→ **Entries provided**
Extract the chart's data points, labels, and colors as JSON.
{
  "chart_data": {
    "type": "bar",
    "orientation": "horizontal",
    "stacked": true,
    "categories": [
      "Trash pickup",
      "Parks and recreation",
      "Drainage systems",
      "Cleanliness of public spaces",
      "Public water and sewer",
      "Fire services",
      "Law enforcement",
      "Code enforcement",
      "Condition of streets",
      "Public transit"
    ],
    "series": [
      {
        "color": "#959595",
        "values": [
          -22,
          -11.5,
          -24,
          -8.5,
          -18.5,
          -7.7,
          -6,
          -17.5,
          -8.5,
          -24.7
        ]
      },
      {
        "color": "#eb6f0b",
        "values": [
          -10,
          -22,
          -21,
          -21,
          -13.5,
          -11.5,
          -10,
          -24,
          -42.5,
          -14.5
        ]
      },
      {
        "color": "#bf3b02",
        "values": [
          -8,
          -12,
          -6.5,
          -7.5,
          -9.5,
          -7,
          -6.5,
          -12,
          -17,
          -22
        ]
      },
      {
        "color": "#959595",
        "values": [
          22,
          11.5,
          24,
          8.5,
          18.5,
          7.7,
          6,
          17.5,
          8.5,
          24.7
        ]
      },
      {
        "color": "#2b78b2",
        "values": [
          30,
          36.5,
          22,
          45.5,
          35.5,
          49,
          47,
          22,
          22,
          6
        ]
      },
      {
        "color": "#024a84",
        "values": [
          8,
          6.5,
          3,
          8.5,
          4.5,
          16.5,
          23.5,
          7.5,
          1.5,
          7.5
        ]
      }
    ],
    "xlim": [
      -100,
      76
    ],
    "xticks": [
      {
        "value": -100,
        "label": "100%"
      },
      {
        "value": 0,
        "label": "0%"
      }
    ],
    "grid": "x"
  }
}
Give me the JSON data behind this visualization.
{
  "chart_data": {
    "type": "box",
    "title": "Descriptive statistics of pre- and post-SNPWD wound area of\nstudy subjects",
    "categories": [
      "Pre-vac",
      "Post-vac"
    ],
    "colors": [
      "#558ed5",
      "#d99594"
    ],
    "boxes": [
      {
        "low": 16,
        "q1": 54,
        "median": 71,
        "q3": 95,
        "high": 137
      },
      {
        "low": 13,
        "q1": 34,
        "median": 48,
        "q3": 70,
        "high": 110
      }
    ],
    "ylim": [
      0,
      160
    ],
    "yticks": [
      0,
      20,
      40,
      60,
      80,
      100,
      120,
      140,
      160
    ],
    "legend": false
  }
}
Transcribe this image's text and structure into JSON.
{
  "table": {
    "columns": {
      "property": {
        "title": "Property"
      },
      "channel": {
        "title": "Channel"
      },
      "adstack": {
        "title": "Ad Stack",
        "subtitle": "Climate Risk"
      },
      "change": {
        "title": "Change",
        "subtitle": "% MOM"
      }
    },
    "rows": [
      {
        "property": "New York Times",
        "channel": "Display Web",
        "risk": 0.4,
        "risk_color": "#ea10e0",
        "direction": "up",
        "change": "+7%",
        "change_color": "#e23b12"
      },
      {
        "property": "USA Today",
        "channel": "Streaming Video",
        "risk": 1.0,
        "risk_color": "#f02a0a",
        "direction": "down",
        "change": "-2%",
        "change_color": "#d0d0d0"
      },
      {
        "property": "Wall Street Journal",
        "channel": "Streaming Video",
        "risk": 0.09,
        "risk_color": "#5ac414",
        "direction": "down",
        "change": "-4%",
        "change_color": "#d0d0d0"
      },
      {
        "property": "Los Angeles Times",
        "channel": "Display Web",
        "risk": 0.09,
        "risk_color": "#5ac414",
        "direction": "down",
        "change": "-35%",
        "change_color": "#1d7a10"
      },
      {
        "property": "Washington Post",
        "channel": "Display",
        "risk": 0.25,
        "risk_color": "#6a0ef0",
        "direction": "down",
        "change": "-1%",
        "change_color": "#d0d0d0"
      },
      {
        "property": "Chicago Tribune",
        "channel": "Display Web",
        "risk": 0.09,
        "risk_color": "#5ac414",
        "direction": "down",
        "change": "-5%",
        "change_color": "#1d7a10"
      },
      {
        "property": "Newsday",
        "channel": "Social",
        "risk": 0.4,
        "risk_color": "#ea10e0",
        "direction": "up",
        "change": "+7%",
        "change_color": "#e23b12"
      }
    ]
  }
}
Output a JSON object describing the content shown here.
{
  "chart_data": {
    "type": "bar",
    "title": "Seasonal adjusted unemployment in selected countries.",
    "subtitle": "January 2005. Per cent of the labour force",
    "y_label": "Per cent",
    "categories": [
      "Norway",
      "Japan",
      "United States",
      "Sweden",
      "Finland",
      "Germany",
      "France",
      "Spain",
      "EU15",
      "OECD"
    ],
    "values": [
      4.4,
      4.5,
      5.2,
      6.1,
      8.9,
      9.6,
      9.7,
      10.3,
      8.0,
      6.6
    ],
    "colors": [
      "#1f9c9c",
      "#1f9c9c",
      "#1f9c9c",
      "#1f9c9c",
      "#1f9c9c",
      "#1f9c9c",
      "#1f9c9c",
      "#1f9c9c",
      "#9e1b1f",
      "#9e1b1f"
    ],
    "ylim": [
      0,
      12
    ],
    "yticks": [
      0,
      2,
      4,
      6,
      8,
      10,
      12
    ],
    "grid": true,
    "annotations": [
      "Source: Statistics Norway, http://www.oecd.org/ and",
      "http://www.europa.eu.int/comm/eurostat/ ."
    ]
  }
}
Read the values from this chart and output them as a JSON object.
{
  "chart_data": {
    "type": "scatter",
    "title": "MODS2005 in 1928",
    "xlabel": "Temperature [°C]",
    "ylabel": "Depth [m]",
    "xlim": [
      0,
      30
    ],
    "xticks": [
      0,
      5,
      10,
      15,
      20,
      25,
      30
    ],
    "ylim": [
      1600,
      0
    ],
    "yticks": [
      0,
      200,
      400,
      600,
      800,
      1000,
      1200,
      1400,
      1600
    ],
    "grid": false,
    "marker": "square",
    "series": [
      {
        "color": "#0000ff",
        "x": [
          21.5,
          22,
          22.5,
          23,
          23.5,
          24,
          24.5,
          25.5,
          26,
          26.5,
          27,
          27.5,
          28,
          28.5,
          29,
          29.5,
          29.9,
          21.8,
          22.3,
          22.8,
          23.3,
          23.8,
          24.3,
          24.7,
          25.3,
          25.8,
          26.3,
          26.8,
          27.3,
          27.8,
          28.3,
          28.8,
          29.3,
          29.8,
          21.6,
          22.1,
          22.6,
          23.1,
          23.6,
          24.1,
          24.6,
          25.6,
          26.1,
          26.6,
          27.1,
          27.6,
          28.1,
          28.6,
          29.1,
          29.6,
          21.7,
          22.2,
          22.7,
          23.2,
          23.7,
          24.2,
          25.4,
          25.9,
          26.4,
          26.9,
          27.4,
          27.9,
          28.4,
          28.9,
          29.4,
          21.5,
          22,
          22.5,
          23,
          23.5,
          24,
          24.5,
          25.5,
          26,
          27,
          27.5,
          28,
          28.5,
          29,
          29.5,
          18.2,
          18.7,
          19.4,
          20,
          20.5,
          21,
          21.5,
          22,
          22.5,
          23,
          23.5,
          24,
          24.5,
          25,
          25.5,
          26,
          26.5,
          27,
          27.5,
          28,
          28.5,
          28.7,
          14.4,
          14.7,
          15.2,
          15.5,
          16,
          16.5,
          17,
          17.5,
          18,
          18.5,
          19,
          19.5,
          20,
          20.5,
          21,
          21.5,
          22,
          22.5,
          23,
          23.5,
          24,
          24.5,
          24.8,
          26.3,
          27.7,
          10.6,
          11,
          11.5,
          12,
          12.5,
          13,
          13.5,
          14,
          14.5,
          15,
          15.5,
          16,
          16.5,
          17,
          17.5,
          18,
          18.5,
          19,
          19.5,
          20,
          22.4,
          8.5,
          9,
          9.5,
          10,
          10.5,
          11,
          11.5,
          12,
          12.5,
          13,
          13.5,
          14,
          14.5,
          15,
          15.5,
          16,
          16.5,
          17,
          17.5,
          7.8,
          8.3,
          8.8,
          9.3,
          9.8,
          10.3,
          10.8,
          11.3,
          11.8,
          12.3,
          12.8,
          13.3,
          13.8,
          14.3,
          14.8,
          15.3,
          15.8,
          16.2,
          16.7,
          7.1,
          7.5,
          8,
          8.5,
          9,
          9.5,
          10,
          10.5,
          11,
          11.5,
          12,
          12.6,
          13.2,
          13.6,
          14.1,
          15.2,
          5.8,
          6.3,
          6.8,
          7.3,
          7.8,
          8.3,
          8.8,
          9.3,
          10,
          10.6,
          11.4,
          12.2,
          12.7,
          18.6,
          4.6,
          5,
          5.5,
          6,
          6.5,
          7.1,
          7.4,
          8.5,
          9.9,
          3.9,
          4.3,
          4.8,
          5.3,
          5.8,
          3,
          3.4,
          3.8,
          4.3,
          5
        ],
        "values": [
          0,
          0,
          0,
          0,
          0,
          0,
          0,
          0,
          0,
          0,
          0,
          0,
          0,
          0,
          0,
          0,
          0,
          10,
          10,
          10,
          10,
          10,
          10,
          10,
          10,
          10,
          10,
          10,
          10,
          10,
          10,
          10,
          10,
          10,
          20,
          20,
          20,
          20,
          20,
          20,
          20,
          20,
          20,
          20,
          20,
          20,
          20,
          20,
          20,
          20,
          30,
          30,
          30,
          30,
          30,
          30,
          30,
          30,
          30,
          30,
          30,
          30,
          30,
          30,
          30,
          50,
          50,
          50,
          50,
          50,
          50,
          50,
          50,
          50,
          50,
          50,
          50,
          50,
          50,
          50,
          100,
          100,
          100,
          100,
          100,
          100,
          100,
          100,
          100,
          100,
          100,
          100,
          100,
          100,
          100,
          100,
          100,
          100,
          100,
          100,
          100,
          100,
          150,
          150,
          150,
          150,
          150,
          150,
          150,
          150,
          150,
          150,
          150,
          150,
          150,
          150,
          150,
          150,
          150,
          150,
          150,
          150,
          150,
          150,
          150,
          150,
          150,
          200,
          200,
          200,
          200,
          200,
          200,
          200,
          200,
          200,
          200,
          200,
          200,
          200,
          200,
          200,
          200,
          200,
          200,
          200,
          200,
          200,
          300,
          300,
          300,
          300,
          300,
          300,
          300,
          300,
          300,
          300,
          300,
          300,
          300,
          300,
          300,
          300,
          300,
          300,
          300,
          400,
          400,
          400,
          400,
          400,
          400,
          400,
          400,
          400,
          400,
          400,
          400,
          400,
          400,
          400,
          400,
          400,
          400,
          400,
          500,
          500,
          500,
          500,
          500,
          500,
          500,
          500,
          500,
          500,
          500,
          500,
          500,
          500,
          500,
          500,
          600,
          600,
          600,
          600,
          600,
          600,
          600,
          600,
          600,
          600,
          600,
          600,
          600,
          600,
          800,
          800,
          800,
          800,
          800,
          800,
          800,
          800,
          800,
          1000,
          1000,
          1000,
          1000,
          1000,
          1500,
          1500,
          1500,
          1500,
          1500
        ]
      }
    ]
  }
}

→ **Do this**
Search the listing for the word "object" and return each line that holds it.

→ **Reply to the exercise**
Output a JSON object describing the content shown here.
Read the values from this chart and output them as a JSON object.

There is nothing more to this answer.